> _Problem details_: Write out the listing exactly as it is given.

** Start of Record extracts **

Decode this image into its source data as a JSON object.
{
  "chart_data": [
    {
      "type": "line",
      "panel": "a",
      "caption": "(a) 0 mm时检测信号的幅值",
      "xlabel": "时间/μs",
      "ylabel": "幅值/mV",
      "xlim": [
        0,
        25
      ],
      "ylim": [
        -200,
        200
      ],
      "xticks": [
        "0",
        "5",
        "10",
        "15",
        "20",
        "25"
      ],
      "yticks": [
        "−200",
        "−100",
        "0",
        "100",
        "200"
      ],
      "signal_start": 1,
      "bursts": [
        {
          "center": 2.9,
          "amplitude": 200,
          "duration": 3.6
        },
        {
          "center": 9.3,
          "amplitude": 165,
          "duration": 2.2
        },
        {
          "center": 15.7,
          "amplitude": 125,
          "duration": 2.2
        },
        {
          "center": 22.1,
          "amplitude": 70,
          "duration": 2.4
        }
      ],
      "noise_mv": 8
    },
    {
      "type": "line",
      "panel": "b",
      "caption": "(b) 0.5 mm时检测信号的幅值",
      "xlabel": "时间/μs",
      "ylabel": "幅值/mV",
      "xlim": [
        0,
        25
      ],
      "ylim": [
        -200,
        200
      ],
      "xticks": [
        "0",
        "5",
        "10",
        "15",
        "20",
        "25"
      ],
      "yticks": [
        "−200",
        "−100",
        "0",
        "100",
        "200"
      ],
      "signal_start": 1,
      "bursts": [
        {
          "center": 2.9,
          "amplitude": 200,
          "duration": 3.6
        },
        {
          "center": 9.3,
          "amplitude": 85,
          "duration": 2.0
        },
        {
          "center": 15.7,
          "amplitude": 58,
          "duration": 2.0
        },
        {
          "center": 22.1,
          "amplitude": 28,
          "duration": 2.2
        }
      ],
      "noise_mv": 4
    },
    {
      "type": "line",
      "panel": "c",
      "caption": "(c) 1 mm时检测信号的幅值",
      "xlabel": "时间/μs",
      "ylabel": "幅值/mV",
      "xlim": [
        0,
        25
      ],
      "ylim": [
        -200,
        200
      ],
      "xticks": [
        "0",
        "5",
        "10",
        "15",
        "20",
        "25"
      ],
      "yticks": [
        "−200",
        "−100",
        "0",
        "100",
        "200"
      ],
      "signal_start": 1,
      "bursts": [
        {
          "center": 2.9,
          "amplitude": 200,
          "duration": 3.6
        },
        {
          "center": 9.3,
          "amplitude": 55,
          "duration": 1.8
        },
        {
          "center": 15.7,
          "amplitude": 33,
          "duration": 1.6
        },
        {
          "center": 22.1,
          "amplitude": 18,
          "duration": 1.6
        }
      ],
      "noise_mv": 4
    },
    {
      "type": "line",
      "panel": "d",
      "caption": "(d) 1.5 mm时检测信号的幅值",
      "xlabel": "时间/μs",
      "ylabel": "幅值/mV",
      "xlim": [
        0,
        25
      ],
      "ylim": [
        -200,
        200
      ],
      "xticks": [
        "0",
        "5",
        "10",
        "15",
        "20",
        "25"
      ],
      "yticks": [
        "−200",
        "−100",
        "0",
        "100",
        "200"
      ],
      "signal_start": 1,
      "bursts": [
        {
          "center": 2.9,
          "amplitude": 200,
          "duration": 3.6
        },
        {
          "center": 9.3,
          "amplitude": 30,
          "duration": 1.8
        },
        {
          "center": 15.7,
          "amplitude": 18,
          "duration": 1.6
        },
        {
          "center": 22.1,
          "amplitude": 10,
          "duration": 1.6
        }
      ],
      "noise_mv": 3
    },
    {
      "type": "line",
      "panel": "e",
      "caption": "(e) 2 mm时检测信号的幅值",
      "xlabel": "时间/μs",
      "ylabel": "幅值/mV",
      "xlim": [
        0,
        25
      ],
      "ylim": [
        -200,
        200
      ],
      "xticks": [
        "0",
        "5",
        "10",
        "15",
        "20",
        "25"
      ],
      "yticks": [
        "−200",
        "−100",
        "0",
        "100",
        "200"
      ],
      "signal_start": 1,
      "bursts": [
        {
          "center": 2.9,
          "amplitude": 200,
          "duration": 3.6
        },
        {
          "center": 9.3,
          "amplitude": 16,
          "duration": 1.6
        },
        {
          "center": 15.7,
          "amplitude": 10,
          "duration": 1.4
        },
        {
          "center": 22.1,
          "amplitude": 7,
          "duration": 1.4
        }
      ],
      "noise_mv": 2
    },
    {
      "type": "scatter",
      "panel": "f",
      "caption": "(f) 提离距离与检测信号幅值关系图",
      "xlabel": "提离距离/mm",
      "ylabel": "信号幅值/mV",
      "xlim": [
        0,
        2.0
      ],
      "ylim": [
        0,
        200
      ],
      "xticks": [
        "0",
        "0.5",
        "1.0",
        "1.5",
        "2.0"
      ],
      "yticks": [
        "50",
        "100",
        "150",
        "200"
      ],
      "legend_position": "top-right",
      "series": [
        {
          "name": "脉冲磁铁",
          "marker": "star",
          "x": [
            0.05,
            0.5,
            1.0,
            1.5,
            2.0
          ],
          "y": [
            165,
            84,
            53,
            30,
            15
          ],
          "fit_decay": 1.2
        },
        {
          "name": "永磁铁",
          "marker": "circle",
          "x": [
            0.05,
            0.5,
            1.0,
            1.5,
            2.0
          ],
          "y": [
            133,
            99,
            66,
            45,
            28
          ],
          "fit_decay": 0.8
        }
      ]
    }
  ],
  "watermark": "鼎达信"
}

** End of Record extracts **

> _Complete output_:
Decode this image into its source data as a JSON object.
{
  "chart_data": [
    {
      "type": "line",
      "panel": "a",
      "caption": "(a) 0 mm时检测信号的幅值",
      "xlabel": "时间/μs",
      "ylabel": "幅值/mV",
      "xlim": [
        0,
        25
      ],
      "ylim": [
        -200,
        200
      ],
      "xticks": [
        "0",
        "5",
        "10",
        "15",
        "20",
        "25"
      ],
      "yticks": [
        "−200",
        "−100",
        "0",
        "100",
        "200"
      ],
      "signal_start": 1,
      "bursts": [
        {
          "center": 2.9,
          "amplitude": 200,
          "duration": 3.6
        },
        {
          "center": 9.3,
          "amplitude": 165,
          "duration": 2.2
        },
        {
          "center": 15.7,
          "amplitude": 125,
          "duration": 2.2
        },
        {
          "center": 22.1,
          "amplitude": 70,
          "duration": 2.4
        }
      ],
      "noise_mv": 8
    },
    {
      "type": "line",
      "panel": "b",
      "caption": "(b) 0.5 mm时检测信号的幅值",
      "xlabel": "时间/μs",
      "ylabel": "幅值/mV",
      "xlim": [
        0,
        25
      ],
      "ylim": [
        -200,
        200
      ],
      "xticks": [
        "0",
        "5",
        "10",
        "15",
        "20",
        "25"
      ],
      "yticks": [
        "−200",
        "−100",
        "0",
        "100",
        "200"
      ],
      "signal_start": 1,
      "bursts": [
        {
          "center": 2.9,
          "amplitude": 200,
          "duration": 3.6
        },
        {
          "center": 9.3,
          "amplitude": 85,
          "duration": 2.0
        },
        {
          "center": 15.7,
          "amplitude": 58,
          "duration": 2.0
        },
        {
          "center": 22.1,
          "amplitude": 28,
          "duration": 2.2
        }
      ],
      "noise_mv": 4
    },
    {
      "type": "line",
      "panel": "c",
      "caption": "(c) 1 mm时检测信号的幅值",
      "xlabel": "时间/μs",
      "ylabel": "幅值/mV",
      "xlim": [
        0,
        25
      ],
      "ylim": [
        -200,
        200
      ],
      "xticks": [
        "0",
        "5",
        "10",
        "15",
        "20",
        "25"
      ],
      "yticks": [
        "−200",
        "−100",
        "0",
        "100",
        "200"
      ],
      "signal_start": 1,
      "bursts": [
        {
          "center": 2.9,
          "amplitude": 200,
          "duration": 3.6
        },
        {
          "center": 9.3,
          "amplitude": 55,
          "duration": 1.8
        },
        {
          "center": 15.7,
          "amplitude": 33,
          "duration": 1.6
        },
        {
          "center": 22.1,
          "amplitude": 18,
          "duration": 1.6
        }
      ],
      "noise_mv": 4
    },
    {
      "type": "line",
      "panel": "d",
      "caption": "(d) 1.5 mm时检测信号的幅值",
      "xlabel": "时间/μs",
      "ylabel": "幅值/mV",
      "xlim": [
        0,
        25
      ],
      "ylim": [
        -200,
        200
      ],
      "xticks": [
        "0",
        "5",
        "10",
        "15",
        "20",
        "25"
      ],
      "yticks": [
        "−200",
        "−100",
        "0",
        "100",
        "200"
      ],
      "signal_start": 1,
      "bursts": [
        {
          "center": 2.9,
          "amplitude": 200,
          "duration": 3.6
        },
        {
          "center": 9.3,
          "amplitude": 30,
          "duration": 1.8
        },
        {
          "center": 15.7,
          "amplitude": 18,
          "duration": 1.6
        },
        {
          "center": 22.1,
          "amplitude": 10,
          "duration": 1.6
        }
      ],
      "noise_mv": 3
    },
    {
      "type": "line",
      "panel": "e",
      "caption": "(e) 2 mm时检测信号的幅值",
      "xlabel": "时间/μs",
      "ylabel": "幅值/mV",
      "xlim": [
        0,
        25
      ],
      "ylim": [
        -200,
        200
      ],
      "xticks": [
        "0",
        "5",
        "10",
        "15",
        "20",
        "25"
      ],
      "yticks": [
        "−200",
        "−100",
        "0",
        "100",
        "200"
      ],
      "signal_start": 1,
      "bursts": [
        {
          "center": 2.9,
          "amplitude": 200,
          "duration": 3.6
        },
        {
          "center": 9.3,
          "amplitude": 16,
          "duration": 1.6
        },
        {
          "center": 15.7,
          "amplitude": 10,
          "duration": 1.4
        },
        {
          "center": 22.1,
          "amplitude": 7,
          "duration": 1.4
        }
      ],
      "noise_mv": 2
    },
    {
      "type": "scatter",
      "panel": "f",
      "caption": "(f) 提离距离与检测信号幅值关系图",
      "xlabel": "提离距离/mm",
      "ylabel": "信号幅值/mV",
      "xlim": [
        0,
        2.0
      ],
      "ylim": [
        0,
        200
      ],
      "xticks": [
        "0",
        "0.5",
        "1.0",
        "1.5",
        "2.0"
      ],
      "yticks": [
        "50",
        "100",
        "150",
        "200"
      ],
      "legend_position": "top-right",
      "series": [
        {
          "name": "脉冲磁铁",
          "marker": "star",
          "x": [
            0.05,
            0.5,
            1.0,
            1.5,
            2.0
          ],
          "y": [
            165,
            84,
            53,
            30,
            15
          ],
          "fit_decay": 1.2
        },
        {
          "name": "永磁铁",
          "marker": "circle",
          "x": [
            0.05,
            0.5,
            1.0,
            1.5,
            2.0
          ],
          "y": [
            133,
            99,
            66,
            45,
            28
          ],
          "fit_decay": 0.8
        }
      ]
    }
  ],
  "watermark": "鼎达信"
}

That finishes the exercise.